■ EXERCISE DETAILS
Repeat the records below exactly.

■ DATA FOR THIS EXERCISE
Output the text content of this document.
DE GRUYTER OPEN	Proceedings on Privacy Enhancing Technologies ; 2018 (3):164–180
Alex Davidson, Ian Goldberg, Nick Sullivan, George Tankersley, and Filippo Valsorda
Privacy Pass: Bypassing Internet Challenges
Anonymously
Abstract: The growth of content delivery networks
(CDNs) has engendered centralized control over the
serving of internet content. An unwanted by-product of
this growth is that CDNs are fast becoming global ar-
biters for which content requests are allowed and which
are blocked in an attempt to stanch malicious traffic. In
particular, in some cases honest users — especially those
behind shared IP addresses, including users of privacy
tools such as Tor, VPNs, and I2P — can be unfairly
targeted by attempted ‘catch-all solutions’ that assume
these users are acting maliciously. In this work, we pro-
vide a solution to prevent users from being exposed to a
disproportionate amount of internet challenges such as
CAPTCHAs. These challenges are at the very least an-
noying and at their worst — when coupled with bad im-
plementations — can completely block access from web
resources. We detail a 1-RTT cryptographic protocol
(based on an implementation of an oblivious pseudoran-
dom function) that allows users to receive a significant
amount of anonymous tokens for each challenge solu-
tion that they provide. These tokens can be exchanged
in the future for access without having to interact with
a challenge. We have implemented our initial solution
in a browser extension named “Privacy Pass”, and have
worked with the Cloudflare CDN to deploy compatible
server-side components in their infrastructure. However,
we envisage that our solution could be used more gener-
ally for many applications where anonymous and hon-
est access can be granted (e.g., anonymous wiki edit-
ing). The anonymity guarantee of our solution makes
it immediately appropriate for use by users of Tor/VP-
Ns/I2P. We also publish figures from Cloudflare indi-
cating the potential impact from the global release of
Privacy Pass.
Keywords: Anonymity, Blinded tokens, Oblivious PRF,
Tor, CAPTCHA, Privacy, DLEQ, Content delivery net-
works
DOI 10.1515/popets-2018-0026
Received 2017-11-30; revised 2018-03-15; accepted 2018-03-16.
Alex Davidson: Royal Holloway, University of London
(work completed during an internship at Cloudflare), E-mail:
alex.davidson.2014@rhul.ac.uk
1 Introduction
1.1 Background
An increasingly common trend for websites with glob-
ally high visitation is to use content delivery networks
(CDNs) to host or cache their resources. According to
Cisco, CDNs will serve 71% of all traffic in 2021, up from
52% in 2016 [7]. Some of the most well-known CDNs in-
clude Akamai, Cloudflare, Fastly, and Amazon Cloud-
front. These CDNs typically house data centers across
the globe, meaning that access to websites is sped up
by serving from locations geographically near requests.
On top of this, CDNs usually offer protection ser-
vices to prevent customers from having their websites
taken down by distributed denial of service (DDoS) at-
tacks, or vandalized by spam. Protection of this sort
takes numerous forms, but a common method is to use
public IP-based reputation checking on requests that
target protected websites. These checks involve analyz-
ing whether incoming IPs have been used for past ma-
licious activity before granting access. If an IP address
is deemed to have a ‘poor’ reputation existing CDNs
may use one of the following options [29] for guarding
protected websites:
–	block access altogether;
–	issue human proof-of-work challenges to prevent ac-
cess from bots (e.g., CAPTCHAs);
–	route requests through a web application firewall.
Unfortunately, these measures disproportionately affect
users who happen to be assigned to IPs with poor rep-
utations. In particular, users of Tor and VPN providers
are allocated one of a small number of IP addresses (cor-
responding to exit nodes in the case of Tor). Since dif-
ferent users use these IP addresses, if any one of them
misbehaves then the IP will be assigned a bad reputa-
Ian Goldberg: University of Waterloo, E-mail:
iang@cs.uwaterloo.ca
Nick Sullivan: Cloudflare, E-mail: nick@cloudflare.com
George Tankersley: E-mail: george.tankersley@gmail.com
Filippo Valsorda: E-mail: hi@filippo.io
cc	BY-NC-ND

■ PROBLEM SOLUTION
Output the text content of this document.
DE GRUYTER OPEN	Proceedings on Privacy Enhancing Technologies ; 2018 (3):164–180
Alex Davidson, Ian Goldberg, Nick Sullivan, George Tankersley, and Filippo Valsorda
Privacy Pass: Bypassing Internet Challenges
Anonymously
Abstract: The growth of content delivery networks
(CDNs) has engendered centralized control over the
serving of internet content. An unwanted by-product of
this growth is that CDNs are fast becoming global ar-
biters for which content requests are allowed and which
are blocked in an attempt to stanch malicious traffic. In
particular, in some cases honest users — especially those
behind shared IP addresses, including users of privacy
tools such as Tor, VPNs, and I2P — can be unfairly
targeted by attempted ‘catch-all solutions’ that assume
these users are acting maliciously. In this work, we pro-
vide a solution to prevent users from being exposed to a
disproportionate amount of internet challenges such as
CAPTCHAs. These challenges are at the very least an-
noying and at their worst — when coupled with bad im-
plementations — can completely block access from web
resources. We detail a 1-RTT cryptographic protocol
(based on an implementation of an oblivious pseudoran-
dom function) that allows users to receive a significant
amount of anonymous tokens for each challenge solu-
tion that they provide. These tokens can be exchanged
in the future for access without having to interact with
a challenge. We have implemented our initial solution
in a browser extension named “Privacy Pass”, and have
worked with the Cloudflare CDN to deploy compatible
server-side components in their infrastructure. However,
we envisage that our solution could be used more gener-
ally for many applications where anonymous and hon-
est access can be granted (e.g., anonymous wiki edit-
ing). The anonymity guarantee of our solution makes
it immediately appropriate for use by users of Tor/VP-
Ns/I2P. We also publish figures from Cloudflare indi-
cating the potential impact from the global release of
Privacy Pass.
Keywords: Anonymity, Blinded tokens, Oblivious PRF,
Tor, CAPTCHA, Privacy, DLEQ, Content delivery net-
works
DOI 10.1515/popets-2018-0026
Received 2017-11-30; revised 2018-03-15; accepted 2018-03-16.
Alex Davidson: Royal Holloway, University of London
(work completed during an internship at Cloudflare), E-mail:
alex.davidson.2014@rhul.ac.uk
1 Introduction
1.1 Background
An increasingly common trend for websites with glob-
ally high visitation is to use content delivery networks
(CDNs) to host or cache their resources. According to
Cisco, CDNs will serve 71% of all traffic in 2021, up from
52% in 2016 [7]. Some of the most well-known CDNs in-
clude Akamai, Cloudflare, Fastly, and Amazon Cloud-
front. These CDNs typically house data centers across
the globe, meaning that access to websites is sped up
by serving from locations geographically near requests.
On top of this, CDNs usually offer protection ser-
vices to prevent customers from having their websites
taken down by distributed denial of service (DDoS) at-
tacks, or vandalized by spam. Protection of this sort
takes numerous forms, but a common method is to use
public IP-based reputation checking on requests that
target protected websites. These checks involve analyz-
ing whether incoming IPs have been used for past ma-
licious activity before granting access. If an IP address
is deemed to have a ‘poor’ reputation existing CDNs
may use one of the following options [29] for guarding
protected websites:
–	block access altogether;
–	issue human proof-of-work challenges to prevent ac-
cess from bots (e.g., CAPTCHAs);
–	route requests through a web application firewall.
Unfortunately, these measures disproportionately affect
users who happen to be assigned to IPs with poor rep-
utations. In particular, users of Tor and VPN providers
are allocated one of a small number of IP addresses (cor-
responding to exit nodes in the case of Tor). Since dif-
ferent users use these IP addresses, if any one of them
misbehaves then the IP will be assigned a bad reputa-
Ian Goldberg: University of Waterloo, E-mail:
iang@cs.uwaterloo.ca
Nick Sullivan: Cloudflare, E-mail: nick@cloudflare.com
George Tankersley: E-mail: george.tankersley@gmail.com
Filippo Valsorda: E-mail: hi@filippo.io
cc	BY-NC-ND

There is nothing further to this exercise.